* [TASK BRIEF]:
Can you rewrite everything from "Detect and localize" down to "- legend-item-financing: Net" with "x-tick-label" changed to "x-axis-label" and nothing else altered, leaving the picture out?

* [MATERIAL FOR THIS EXERCISE]:

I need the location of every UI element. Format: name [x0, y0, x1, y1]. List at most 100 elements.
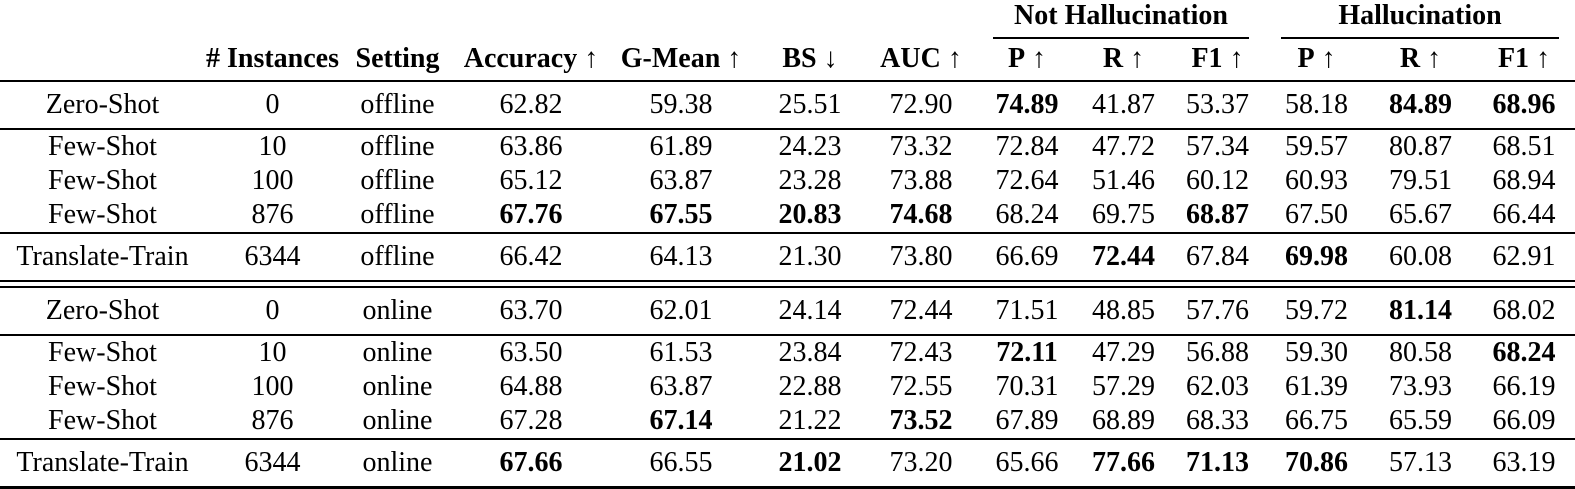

==

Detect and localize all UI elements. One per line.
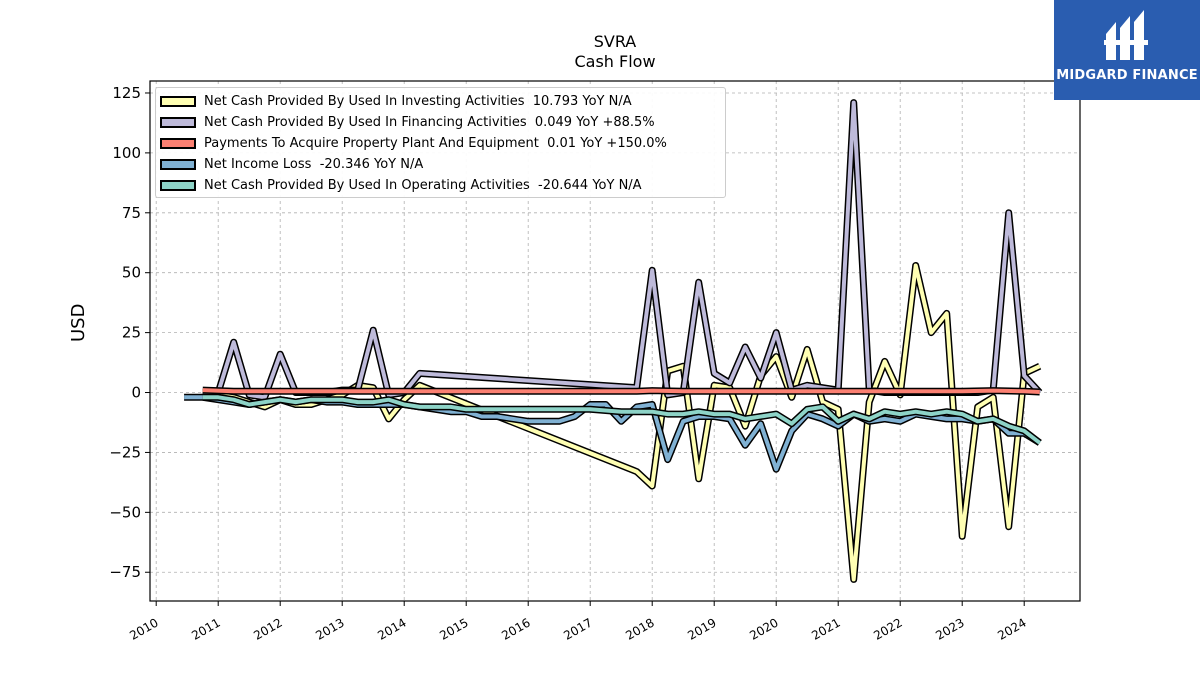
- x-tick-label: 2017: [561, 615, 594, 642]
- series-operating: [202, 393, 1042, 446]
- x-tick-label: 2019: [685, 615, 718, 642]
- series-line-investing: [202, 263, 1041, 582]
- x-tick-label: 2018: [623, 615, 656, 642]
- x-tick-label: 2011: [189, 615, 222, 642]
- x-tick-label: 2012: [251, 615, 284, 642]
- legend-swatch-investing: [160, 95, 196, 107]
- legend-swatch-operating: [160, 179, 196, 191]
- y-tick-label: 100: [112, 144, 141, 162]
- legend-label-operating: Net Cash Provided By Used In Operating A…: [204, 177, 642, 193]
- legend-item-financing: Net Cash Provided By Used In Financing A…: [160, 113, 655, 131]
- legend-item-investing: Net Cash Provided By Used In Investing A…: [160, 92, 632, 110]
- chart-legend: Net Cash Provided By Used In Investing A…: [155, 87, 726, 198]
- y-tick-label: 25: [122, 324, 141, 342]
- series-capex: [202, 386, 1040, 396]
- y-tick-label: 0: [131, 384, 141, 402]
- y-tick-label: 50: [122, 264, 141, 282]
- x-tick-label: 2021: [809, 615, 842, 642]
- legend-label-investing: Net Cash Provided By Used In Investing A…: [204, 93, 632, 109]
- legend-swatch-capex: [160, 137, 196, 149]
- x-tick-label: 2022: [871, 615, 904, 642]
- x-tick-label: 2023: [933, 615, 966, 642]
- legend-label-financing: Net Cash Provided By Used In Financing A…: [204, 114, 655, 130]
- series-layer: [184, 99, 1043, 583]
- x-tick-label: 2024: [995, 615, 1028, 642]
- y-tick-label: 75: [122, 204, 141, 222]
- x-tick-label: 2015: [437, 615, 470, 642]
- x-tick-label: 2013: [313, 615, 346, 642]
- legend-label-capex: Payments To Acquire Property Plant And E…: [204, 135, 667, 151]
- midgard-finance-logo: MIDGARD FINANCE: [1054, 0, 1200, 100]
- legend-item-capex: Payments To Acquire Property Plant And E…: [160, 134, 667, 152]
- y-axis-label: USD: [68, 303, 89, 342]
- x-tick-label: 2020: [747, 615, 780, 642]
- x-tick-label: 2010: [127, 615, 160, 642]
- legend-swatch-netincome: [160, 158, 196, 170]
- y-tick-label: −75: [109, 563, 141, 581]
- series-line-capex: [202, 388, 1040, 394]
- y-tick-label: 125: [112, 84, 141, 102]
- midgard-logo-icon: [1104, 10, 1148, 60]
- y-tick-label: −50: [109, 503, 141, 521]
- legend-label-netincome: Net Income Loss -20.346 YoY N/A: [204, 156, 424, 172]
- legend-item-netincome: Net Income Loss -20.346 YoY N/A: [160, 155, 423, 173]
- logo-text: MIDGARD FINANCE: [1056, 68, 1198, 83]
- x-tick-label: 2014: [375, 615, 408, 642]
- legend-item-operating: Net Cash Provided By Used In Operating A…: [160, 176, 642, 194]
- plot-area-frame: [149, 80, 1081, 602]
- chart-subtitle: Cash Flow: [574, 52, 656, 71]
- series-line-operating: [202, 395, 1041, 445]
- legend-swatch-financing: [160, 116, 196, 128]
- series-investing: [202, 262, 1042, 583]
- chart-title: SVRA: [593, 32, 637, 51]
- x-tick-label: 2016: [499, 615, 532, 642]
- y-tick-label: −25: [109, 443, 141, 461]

* [RESULT]:
Detect and localize all UI elements. One per line.
- x-axis-label: 2017: [561, 615, 594, 642]
- series-operating: [202, 393, 1042, 446]
- x-axis-label: 2019: [685, 615, 718, 642]
- series-line-investing: [202, 263, 1041, 582]
- x-axis-label: 2018: [623, 615, 656, 642]
- x-axis-label: 2011: [189, 615, 222, 642]
- x-axis-label: 2012: [251, 615, 284, 642]
- legend-swatch-investing: [160, 95, 196, 107]
- legend-swatch-operating: [160, 179, 196, 191]
- y-tick-label: 100: [112, 144, 141, 162]
- legend-label-operating: Net Cash Provided By Used In Operating A…: [204, 177, 642, 193]
- legend-item-financing: Net Cash Provided By Used In Financing A…: [160, 113, 655, 131]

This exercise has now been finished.